Data entries for graphics:

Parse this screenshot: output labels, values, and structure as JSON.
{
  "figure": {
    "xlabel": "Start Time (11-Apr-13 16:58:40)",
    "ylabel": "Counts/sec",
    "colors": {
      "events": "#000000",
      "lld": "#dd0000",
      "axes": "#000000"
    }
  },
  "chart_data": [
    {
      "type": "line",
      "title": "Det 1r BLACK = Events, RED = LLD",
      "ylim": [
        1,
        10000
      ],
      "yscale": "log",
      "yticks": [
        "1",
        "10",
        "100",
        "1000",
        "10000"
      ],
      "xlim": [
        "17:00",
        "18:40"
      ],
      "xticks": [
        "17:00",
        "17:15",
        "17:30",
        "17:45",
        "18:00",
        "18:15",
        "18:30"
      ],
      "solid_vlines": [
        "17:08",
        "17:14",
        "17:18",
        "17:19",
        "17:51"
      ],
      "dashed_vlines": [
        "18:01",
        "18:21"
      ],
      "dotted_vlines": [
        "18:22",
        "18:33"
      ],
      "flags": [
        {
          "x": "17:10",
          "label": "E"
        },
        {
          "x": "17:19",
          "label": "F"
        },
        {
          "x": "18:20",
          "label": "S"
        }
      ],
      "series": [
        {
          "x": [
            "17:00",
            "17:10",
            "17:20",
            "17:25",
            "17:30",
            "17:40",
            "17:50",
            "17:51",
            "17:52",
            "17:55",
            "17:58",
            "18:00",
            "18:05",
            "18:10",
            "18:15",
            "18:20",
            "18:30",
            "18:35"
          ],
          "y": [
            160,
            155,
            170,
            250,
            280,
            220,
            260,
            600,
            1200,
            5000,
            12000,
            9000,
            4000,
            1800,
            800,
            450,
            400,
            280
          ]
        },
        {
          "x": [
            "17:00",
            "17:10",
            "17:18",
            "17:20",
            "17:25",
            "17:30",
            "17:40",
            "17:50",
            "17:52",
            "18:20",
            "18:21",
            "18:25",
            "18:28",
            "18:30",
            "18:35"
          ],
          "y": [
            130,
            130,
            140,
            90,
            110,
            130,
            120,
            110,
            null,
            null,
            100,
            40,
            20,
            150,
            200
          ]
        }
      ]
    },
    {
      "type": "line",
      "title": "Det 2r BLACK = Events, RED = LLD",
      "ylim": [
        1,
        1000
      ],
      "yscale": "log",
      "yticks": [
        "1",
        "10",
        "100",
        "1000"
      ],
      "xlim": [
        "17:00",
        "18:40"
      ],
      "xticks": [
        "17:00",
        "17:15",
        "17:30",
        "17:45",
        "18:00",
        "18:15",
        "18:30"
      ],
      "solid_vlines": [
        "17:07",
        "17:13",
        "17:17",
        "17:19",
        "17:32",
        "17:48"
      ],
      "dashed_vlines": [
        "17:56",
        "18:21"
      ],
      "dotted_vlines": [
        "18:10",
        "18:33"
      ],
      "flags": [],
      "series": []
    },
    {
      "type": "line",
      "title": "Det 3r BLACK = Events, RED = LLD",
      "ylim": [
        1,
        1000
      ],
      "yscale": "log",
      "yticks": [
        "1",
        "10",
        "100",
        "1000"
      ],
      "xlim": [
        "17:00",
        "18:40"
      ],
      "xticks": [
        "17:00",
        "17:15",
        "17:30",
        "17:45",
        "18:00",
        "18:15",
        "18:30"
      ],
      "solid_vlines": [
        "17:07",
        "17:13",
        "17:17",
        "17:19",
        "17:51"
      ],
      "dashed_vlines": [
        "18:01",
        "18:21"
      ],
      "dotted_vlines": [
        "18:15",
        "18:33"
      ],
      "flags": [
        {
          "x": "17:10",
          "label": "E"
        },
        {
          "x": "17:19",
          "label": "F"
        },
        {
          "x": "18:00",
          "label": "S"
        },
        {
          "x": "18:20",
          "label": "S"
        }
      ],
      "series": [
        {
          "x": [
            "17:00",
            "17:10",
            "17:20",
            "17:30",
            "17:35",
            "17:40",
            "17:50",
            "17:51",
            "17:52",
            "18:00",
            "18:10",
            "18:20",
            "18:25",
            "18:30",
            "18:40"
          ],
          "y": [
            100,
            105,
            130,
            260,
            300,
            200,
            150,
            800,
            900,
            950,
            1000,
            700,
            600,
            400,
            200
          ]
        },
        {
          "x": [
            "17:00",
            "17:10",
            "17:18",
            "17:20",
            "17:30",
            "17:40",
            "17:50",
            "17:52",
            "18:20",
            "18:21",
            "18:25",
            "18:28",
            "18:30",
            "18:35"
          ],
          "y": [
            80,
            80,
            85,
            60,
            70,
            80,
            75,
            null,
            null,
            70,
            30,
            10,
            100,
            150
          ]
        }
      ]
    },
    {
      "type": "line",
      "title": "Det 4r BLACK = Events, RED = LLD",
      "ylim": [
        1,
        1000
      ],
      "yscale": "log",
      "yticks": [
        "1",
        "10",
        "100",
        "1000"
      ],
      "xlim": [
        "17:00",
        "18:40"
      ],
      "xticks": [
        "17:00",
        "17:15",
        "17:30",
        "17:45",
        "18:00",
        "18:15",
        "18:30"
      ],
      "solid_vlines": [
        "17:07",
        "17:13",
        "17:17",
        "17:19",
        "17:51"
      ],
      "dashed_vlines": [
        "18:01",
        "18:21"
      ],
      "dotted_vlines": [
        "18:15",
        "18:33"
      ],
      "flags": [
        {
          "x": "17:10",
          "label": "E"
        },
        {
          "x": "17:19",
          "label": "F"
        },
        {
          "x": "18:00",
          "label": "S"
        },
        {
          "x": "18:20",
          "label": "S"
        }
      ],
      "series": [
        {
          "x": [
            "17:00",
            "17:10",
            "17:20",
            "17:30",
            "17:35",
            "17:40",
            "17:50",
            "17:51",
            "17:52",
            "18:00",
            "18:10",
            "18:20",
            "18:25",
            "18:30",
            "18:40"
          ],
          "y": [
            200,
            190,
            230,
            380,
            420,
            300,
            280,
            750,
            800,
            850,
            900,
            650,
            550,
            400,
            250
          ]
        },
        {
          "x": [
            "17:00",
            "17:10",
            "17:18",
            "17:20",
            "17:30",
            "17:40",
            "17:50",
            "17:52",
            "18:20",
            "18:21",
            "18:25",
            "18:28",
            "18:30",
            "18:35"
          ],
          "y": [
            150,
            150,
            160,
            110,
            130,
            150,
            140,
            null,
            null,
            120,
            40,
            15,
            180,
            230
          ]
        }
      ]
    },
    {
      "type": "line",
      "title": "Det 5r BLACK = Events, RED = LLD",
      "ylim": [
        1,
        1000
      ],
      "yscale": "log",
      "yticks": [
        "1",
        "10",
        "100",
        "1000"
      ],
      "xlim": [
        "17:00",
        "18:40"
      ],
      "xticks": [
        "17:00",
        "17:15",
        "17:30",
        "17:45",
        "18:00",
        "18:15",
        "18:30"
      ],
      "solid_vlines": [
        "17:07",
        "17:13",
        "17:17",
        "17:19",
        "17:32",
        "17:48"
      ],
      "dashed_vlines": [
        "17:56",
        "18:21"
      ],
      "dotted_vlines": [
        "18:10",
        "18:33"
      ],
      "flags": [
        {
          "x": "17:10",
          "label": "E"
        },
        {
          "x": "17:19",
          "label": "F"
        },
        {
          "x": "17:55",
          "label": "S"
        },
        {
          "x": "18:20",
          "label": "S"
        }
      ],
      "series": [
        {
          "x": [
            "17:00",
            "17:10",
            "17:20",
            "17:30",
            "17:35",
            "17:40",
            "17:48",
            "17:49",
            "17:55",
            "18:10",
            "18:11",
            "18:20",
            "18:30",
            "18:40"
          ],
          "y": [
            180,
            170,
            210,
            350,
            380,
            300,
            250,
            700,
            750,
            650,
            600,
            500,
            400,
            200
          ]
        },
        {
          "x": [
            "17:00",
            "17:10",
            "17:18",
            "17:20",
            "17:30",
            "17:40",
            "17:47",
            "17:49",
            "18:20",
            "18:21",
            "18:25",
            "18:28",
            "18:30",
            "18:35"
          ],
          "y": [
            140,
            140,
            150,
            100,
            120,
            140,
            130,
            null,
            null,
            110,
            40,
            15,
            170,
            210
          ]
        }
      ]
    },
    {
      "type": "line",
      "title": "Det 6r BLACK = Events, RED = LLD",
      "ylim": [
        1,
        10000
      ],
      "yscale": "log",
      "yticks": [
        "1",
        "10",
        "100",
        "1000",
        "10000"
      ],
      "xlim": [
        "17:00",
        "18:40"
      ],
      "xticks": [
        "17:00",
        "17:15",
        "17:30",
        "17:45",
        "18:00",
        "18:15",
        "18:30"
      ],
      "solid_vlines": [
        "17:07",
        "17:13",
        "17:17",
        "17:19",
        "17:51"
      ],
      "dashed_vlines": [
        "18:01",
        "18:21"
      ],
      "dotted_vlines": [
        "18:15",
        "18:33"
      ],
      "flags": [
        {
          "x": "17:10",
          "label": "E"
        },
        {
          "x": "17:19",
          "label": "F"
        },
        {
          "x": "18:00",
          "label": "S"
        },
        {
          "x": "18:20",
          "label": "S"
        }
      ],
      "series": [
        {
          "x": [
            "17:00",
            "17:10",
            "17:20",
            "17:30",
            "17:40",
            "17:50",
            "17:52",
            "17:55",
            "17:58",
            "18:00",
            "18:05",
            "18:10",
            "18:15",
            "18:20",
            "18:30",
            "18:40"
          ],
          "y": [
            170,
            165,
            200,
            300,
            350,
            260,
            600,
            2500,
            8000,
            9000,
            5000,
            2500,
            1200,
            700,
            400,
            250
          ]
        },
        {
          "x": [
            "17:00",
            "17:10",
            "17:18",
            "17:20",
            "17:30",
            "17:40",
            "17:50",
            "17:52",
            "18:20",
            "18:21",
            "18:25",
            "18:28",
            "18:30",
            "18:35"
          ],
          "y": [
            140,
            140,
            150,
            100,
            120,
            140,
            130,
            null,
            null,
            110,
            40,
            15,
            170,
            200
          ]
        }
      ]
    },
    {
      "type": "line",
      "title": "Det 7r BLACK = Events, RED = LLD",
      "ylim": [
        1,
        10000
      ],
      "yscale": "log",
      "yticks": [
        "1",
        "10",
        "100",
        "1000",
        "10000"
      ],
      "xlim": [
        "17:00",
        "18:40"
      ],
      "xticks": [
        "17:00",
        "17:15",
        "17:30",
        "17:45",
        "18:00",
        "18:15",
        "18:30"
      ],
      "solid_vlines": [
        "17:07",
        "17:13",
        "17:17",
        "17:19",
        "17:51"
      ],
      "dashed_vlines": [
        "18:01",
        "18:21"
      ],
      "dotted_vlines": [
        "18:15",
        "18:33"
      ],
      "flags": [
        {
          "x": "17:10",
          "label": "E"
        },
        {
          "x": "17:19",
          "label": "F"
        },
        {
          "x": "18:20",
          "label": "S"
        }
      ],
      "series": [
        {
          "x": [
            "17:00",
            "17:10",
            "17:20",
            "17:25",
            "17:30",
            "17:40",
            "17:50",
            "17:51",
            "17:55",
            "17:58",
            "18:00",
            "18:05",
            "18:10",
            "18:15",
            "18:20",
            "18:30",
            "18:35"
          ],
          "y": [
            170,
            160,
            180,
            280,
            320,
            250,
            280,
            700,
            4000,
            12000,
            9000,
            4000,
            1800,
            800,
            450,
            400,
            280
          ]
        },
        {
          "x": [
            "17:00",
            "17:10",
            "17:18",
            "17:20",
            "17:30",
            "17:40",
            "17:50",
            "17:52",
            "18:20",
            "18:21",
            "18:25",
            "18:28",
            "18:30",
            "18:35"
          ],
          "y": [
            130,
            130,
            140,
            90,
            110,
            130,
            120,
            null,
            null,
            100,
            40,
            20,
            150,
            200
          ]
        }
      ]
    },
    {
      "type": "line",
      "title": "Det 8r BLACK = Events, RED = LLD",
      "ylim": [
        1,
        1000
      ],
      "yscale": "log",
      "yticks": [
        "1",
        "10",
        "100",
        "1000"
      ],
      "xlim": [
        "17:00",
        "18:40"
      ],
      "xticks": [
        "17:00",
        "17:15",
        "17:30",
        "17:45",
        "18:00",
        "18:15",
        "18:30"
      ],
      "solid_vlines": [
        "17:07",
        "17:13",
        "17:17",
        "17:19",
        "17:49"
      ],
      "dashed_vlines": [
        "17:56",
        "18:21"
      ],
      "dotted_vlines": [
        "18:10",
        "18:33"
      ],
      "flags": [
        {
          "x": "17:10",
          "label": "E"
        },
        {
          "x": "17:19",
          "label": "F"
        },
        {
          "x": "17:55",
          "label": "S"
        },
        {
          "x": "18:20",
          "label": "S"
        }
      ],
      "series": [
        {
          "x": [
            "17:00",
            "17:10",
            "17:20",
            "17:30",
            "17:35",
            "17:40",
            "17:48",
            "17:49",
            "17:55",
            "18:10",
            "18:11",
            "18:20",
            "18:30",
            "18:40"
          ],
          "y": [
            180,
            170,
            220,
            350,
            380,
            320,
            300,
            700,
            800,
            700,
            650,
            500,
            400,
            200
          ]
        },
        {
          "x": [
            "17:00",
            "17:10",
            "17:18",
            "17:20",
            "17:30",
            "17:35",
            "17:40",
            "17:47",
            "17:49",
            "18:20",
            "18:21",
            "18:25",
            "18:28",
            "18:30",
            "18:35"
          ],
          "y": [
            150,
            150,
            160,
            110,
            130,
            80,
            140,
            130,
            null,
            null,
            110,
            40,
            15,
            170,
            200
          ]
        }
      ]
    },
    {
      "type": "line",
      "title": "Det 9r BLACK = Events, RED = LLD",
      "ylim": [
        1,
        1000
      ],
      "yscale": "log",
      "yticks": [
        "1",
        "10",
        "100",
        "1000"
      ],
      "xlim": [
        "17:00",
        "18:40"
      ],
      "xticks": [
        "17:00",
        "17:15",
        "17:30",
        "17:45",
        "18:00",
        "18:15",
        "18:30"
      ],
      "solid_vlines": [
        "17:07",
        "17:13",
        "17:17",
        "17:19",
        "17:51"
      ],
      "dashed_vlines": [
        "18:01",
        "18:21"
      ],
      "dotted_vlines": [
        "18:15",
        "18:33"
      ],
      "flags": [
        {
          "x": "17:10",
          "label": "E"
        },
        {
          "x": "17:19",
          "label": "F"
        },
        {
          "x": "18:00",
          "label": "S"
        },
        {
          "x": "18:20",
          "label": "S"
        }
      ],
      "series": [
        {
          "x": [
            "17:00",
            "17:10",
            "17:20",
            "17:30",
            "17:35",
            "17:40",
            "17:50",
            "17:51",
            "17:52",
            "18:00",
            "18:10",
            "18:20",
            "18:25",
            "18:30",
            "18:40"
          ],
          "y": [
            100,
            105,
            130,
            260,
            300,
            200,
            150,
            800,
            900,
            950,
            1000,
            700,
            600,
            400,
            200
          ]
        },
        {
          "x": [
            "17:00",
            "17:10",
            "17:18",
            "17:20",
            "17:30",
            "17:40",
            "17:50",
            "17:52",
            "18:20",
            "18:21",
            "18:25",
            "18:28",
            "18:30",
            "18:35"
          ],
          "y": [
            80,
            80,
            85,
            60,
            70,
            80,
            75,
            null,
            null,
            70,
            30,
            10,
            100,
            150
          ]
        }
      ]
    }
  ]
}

**Exercise**
List the lines of the records where "BLACK" occurs.

**Written reply**
      "title": "Det 1r BLACK = Events, RED = LLD",
      "title": "Det 2r BLACK = Events, RED = LLD",
      "title": "Det 3r BLACK = Events, RED = LLD",
      "title": "Det 4r BLACK = Events, RED = LLD",
      "title": "Det 5r BLACK = Events, RED = LLD",
      "title": "Det 6r BLACK = Events, RED = LLD",
      "title": "Det 7r BLACK = Events, RED = LLD",
      "title": "Det 8r BLACK = Events, RED = LLD",
      "title": "Det 9r BLACK = Events, RED = LLD",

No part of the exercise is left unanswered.